**Recorded information:**
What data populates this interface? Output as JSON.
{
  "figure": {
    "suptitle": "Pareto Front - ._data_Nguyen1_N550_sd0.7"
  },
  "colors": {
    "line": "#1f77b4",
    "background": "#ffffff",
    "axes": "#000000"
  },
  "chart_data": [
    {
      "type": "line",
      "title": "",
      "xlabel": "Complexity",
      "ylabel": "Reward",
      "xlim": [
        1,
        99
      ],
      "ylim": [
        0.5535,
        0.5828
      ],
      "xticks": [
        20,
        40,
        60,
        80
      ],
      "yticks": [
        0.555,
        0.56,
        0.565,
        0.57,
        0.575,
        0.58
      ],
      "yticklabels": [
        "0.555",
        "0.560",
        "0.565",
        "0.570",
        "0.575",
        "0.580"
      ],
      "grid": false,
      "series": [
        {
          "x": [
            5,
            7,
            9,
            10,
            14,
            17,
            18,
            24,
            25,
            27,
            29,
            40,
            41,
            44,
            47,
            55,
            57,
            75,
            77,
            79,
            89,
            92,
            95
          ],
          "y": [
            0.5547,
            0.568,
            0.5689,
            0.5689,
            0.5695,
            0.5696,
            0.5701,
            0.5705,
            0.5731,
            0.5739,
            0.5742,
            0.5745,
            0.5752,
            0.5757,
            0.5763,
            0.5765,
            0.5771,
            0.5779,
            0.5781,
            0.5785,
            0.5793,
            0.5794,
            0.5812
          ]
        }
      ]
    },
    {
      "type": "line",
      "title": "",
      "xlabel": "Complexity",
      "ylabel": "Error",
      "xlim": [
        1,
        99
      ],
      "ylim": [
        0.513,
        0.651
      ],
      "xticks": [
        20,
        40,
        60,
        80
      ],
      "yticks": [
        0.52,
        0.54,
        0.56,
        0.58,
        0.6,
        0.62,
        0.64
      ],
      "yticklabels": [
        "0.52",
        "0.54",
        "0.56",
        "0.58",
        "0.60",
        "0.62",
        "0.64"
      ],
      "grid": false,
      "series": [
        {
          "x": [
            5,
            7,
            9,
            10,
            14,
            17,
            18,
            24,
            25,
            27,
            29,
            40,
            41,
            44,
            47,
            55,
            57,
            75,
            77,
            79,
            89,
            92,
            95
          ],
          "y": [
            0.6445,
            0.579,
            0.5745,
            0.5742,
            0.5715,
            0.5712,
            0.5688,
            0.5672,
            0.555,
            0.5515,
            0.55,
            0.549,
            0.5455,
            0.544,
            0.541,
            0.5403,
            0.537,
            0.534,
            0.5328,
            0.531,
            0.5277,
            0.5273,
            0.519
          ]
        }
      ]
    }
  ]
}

**Exercise prompt:** Transcribe the data above in full, exactly.

**Expected answer:**
What data populates this interface? Output as JSON.
{
  "figure": {
    "suptitle": "Pareto Front - ._data_Nguyen1_N550_sd0.7"
  },
  "colors": {
    "line": "#1f77b4",
    "background": "#ffffff",
    "axes": "#000000"
  },
  "chart_data": [
    {
      "type": "line",
      "title": "",
      "xlabel": "Complexity",
      "ylabel": "Reward",
      "xlim": [
        1,
        99
      ],
      "ylim": [
        0.5535,
        0.5828
      ],
      "xticks": [
        20,
        40,
        60,
        80
      ],
      "yticks": [
        0.555,
        0.56,
        0.565,
        0.57,
        0.575,
        0.58
      ],
      "yticklabels": [
        "0.555",
        "0.560",
        "0.565",
        "0.570",
        "0.575",
        "0.580"
      ],
      "grid": false,
      "series": [
        {
          "x": [
            5,
            7,
            9,
            10,
            14,
            17,
            18,
            24,
            25,
            27,
            29,
            40,
            41,
            44,
            47,
            55,
            57,
            75,
            77,
            79,
            89,
            92,
            95
          ],
          "y": [
            0.5547,
            0.568,
            0.5689,
            0.5689,
            0.5695,
            0.5696,
            0.5701,
            0.5705,
            0.5731,
            0.5739,
            0.5742,
            0.5745,
            0.5752,
            0.5757,
            0.5763,
            0.5765,
            0.5771,
            0.5779,
            0.5781,
            0.5785,
            0.5793,
            0.5794,
            0.5812
          ]
        }
      ]
    },
    {
      "type": "line",
      "title": "",
      "xlabel": "Complexity",
      "ylabel": "Error",
      "xlim": [
        1,
        99
      ],
      "ylim": [
        0.513,
        0.651
      ],
      "xticks": [
        20,
        40,
        60,
        80
      ],
      "yticks": [
        0.52,
        0.54,
        0.56,
        0.58,
        0.6,
        0.62,
        0.64
      ],
      "yticklabels": [
        "0.52",
        "0.54",
        "0.56",
        "0.58",
        "0.60",
        "0.62",
        "0.64"
      ],
      "grid": false,
      "series": [
        {
          "x": [
            5,
            7,
            9,
            10,
            14,
            17,
            18,
            24,
            25,
            27,
            29,
            40,
            41,
            44,
            47,
            55,
            57,
            75,
            77,
            79,
            89,
            92,
            95
          ],
          "y": [
            0.6445,
            0.579,
            0.5745,
            0.5742,
            0.5715,
            0.5712,
            0.5688,
            0.5672,
            0.555,
            0.5515,
            0.55,
            0.549,
            0.5455,
            0.544,
            0.541,
            0.5403,
            0.537,
            0.534,
            0.5328,
            0.531,
            0.5277,
            0.5273,
            0.519
          ]
        }
      ]
    }
  ]
}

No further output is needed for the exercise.